What the exercise asks:
Reproduce the material word for word; the images stay out.

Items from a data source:
-=-=-

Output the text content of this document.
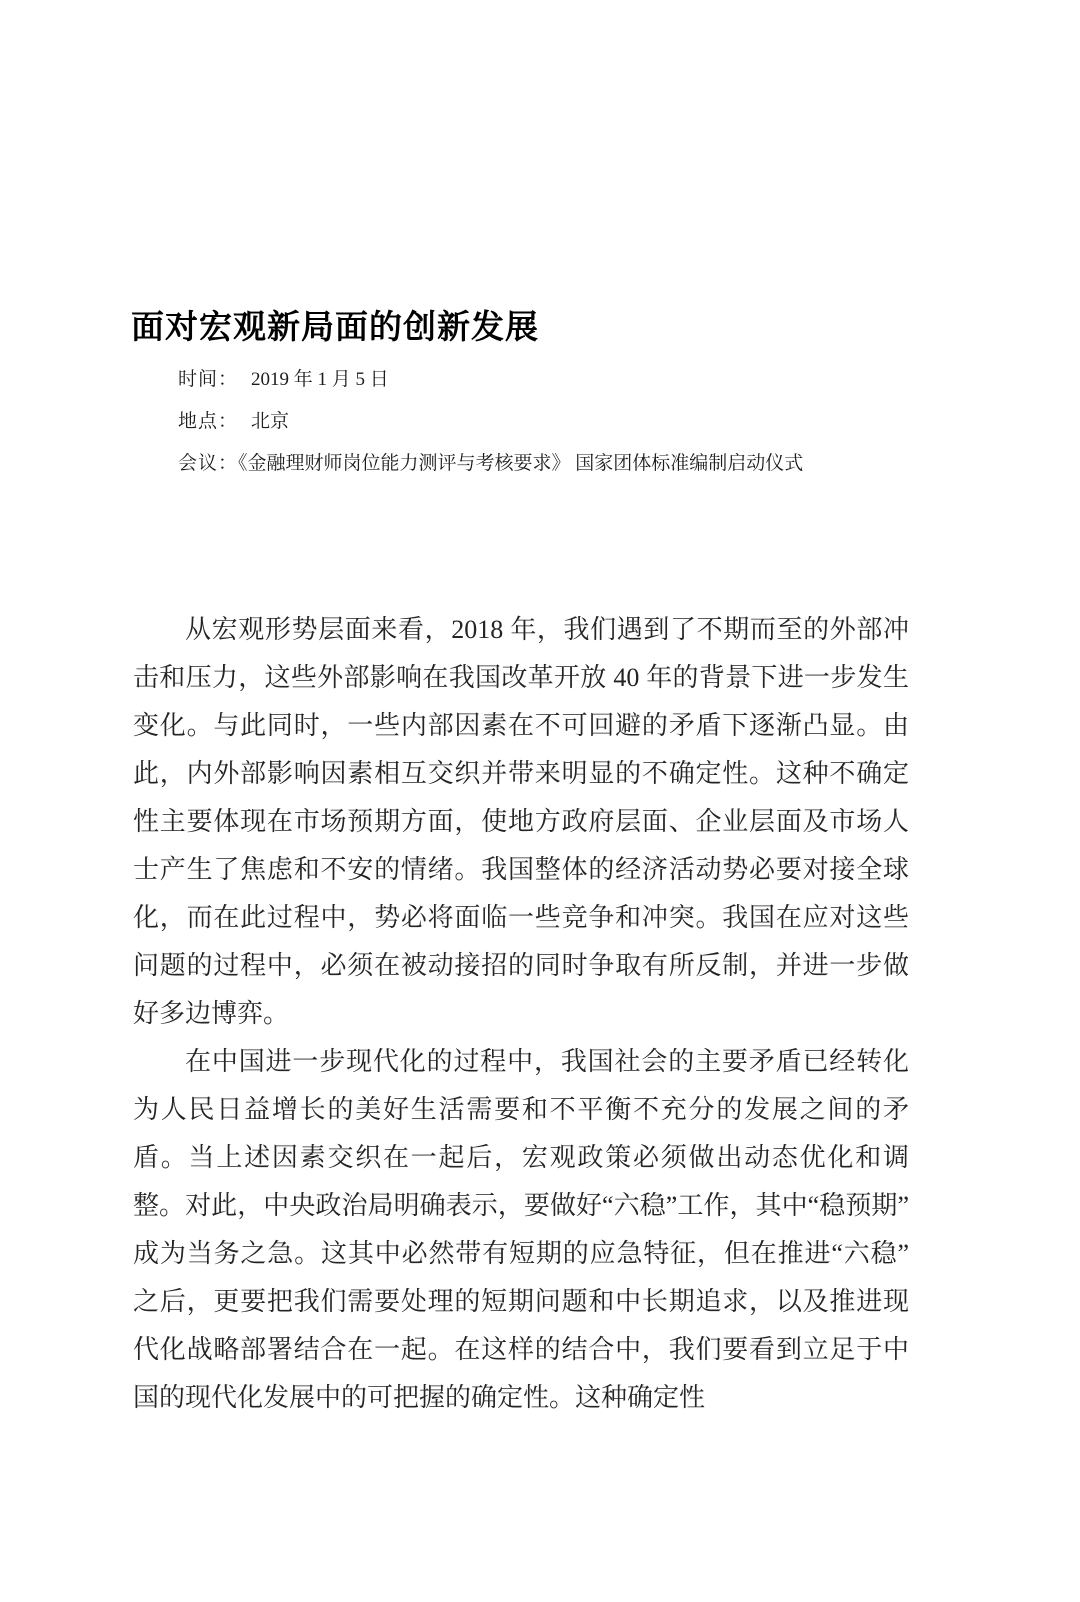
面对宏观新局面的创新发展
时间： 2019 年 1 月 5 日
地点： 北京
会议：《金融理财师岗位能力测评与考核要求》 国家团体标准编制启动仪式

从宏观形势层面来看，2018 年，我们遇到了不期而至的外部冲击和压力，这些外部影响在我国改革开放 40 年的背景下进一步发生变化。与此同时，一些内部因素在不可回避的矛盾下逐渐凸显。由此，内外部影响因素相互交织并带来明显的不确定性。这种不确定性主要体现在市场预期方面，使地方政府层面、企业层面及市场人士产生了焦虑和不安的情绪。我国整体的经济活动势必要对接全球化，而在此过程中，势必将面临一些竞争和冲突。我国在应对这些问题的过程中，必须在被动接招的同时争取有所反制，并进一步做好多边博弈。

在中国进一步现代化的过程中，我国社会的主要矛盾已经转化为人民日益增长的美好生活需要和不平衡不充分的发展之间的矛盾。当上述因素交织在一起后，宏观政策必须做出动态优化和调整。对此，中央政治局明确表示，要做好“六稳”工作，其中“稳预期”成为当务之急。这其中必然带有短期的应急特征，但在推进“六稳”之后，更要把我们需要处理的短期问题和中长期追求，以及推进现代化战略部署结合在一起。在这样的结合中，我们要看到立足于中国的现代化发展中的可把握的确定性。这种确定性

-=-=-

Answer to the exercise:
Output the text content of this document.
面对宏观新局面的创新发展
时间： 2019 年 1 月 5 日
地点： 北京
会议：《金融理财师岗位能力测评与考核要求》 国家团体标准编制启动仪式

从宏观形势层面来看，2018 年，我们遇到了不期而至的外部冲击和压力，这些外部影响在我国改革开放 40 年的背景下进一步发生变化。与此同时，一些内部因素在不可回避的矛盾下逐渐凸显。由此，内外部影响因素相互交织并带来明显的不确定性。这种不确定性主要体现在市场预期方面，使地方政府层面、企业层面及市场人士产生了焦虑和不安的情绪。我国整体的经济活动势必要对接全球化，而在此过程中，势必将面临一些竞争和冲突。我国在应对这些问题的过程中，必须在被动接招的同时争取有所反制，并进一步做好多边博弈。

在中国进一步现代化的过程中，我国社会的主要矛盾已经转化为人民日益增长的美好生活需要和不平衡不充分的发展之间的矛盾。当上述因素交织在一起后，宏观政策必须做出动态优化和调整。对此，中央政治局明确表示，要做好“六稳”工作，其中“稳预期”成为当务之急。这其中必然带有短期的应急特征，但在推进“六稳”之后，更要把我们需要处理的短期问题和中长期追求，以及推进现代化战略部署结合在一起。在这样的结合中，我们要看到立足于中国的现代化发展中的可把握的确定性。这种确定性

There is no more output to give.